_Written request_: Wherever "Exponential" appears in a line, copy that line.

───── Records to use

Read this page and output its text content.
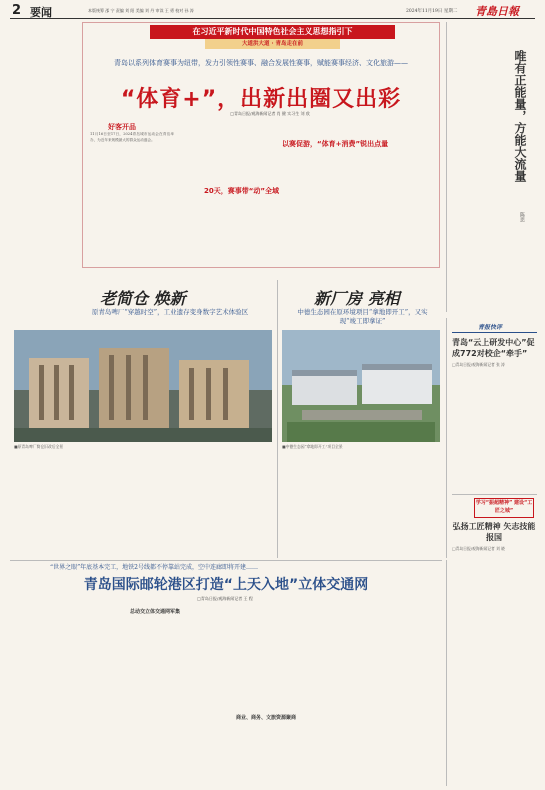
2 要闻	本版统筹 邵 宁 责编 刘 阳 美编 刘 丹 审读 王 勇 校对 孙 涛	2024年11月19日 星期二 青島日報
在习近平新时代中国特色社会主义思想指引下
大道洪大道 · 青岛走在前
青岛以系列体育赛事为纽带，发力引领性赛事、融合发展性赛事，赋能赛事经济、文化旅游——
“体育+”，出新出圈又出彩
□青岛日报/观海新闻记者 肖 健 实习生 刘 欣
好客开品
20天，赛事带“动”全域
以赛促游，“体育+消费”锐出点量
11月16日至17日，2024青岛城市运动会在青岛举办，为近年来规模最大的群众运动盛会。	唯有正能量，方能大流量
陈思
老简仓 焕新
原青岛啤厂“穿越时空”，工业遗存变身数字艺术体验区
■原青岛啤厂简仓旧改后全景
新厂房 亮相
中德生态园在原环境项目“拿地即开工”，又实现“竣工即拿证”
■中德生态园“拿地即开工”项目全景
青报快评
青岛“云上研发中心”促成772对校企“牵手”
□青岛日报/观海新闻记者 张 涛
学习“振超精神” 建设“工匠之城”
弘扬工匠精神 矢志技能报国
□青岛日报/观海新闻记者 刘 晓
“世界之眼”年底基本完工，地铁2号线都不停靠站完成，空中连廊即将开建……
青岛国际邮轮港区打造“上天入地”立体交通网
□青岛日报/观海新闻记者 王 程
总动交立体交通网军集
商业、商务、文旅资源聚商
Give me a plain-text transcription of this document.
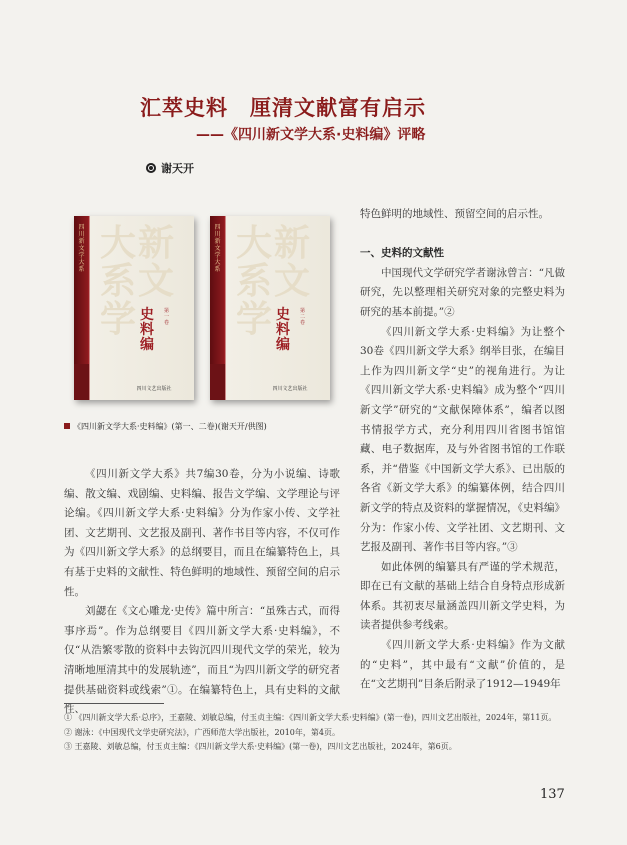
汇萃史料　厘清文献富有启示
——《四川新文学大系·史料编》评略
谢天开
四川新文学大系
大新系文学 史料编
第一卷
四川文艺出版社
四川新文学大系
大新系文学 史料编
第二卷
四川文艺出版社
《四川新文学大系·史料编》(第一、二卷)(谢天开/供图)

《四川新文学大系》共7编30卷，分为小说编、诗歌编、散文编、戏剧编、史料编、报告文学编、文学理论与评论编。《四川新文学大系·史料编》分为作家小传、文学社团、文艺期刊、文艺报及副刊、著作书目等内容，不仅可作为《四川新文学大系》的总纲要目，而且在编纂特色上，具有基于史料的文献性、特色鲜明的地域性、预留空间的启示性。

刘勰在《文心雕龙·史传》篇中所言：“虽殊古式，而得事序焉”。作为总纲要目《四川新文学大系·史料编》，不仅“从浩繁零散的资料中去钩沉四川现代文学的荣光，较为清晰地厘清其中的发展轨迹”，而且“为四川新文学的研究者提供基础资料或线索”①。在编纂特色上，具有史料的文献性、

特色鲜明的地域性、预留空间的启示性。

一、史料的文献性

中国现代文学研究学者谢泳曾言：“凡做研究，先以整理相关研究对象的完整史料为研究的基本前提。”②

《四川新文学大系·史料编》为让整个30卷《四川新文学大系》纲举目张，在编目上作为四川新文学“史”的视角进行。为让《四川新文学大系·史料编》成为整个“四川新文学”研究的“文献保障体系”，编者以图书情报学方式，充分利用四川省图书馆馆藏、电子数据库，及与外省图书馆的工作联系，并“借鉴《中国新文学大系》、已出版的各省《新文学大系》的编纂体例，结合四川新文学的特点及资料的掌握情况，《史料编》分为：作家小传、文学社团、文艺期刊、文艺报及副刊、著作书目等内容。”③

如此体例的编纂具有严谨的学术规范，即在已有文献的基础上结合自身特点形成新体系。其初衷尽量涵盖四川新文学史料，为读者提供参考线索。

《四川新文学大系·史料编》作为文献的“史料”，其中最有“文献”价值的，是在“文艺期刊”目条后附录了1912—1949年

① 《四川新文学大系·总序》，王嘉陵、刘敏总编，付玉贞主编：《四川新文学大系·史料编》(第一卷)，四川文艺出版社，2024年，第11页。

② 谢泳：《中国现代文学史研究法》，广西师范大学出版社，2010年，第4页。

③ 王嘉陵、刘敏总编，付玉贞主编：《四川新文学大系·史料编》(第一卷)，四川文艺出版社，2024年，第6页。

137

──────────
───── Records to use

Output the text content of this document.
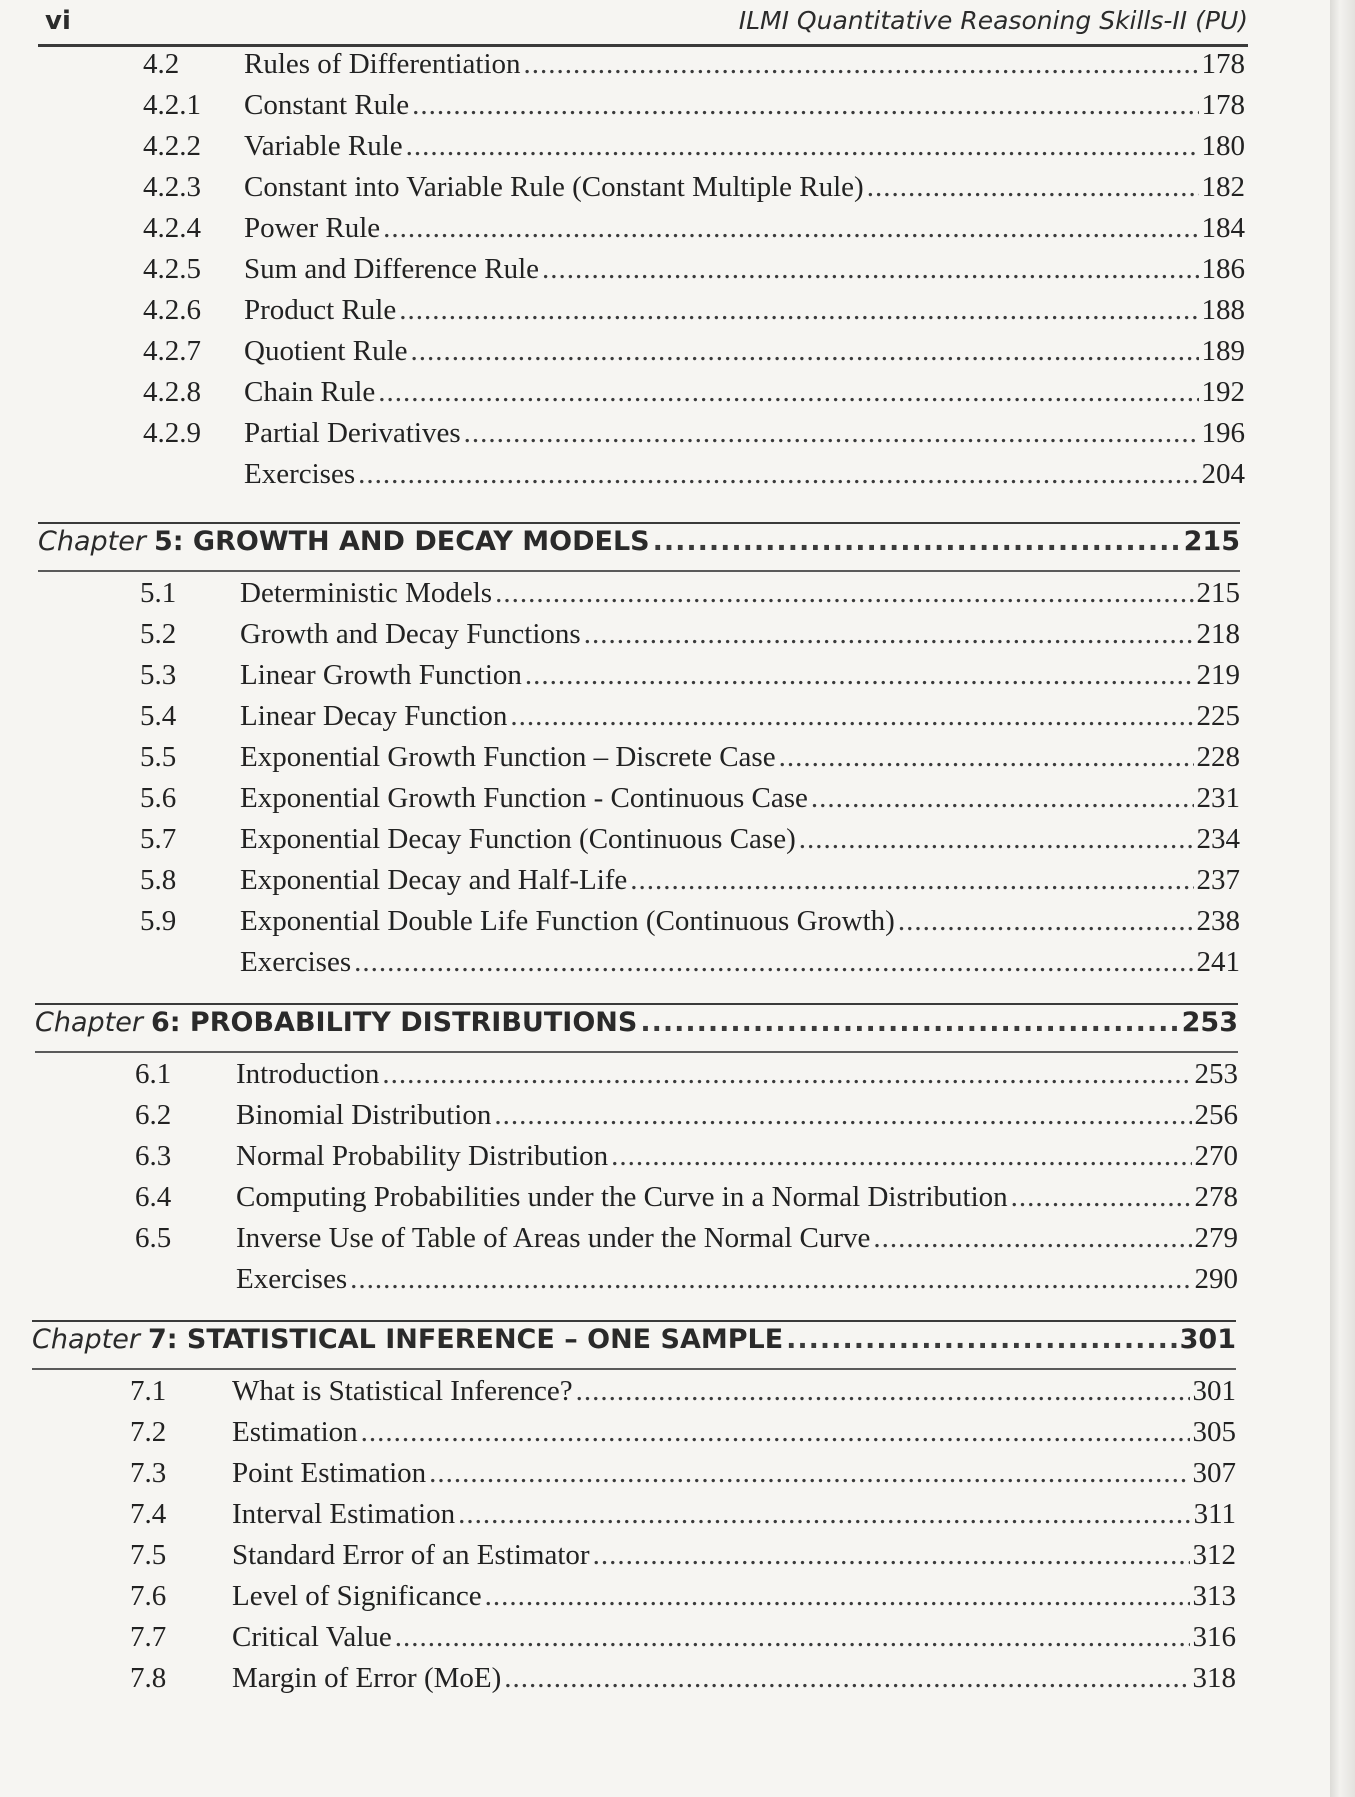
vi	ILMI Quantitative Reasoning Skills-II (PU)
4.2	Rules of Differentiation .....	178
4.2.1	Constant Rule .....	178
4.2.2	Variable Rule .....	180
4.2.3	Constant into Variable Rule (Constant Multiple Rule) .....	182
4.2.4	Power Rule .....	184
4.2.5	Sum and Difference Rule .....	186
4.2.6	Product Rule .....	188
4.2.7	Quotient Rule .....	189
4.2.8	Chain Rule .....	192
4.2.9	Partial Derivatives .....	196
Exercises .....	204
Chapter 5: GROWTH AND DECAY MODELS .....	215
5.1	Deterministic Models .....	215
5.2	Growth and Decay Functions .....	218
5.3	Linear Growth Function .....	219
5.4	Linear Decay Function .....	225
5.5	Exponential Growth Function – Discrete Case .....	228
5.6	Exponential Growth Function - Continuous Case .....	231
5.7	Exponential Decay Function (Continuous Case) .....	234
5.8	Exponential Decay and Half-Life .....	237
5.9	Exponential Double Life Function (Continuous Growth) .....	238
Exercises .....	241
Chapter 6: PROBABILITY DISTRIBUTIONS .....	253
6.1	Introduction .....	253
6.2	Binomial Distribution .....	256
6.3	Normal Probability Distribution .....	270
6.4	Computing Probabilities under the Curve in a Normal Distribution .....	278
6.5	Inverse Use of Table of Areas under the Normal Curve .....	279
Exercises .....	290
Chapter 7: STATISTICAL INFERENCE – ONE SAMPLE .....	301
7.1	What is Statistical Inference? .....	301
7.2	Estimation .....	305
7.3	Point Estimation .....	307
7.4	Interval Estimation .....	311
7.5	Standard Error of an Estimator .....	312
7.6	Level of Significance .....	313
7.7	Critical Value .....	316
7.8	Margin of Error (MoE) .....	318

──────────

_Exercise solution_:
5.5	Exponential Growth Function – Discrete Case .....	228
5.6	Exponential Growth Function - Continuous Case .....	231
5.7	Exponential Decay Function (Continuous Case) .....	234
5.8	Exponential Decay and Half-Life .....	237
5.9	Exponential Double Life Function (Continuous Growth) .....	238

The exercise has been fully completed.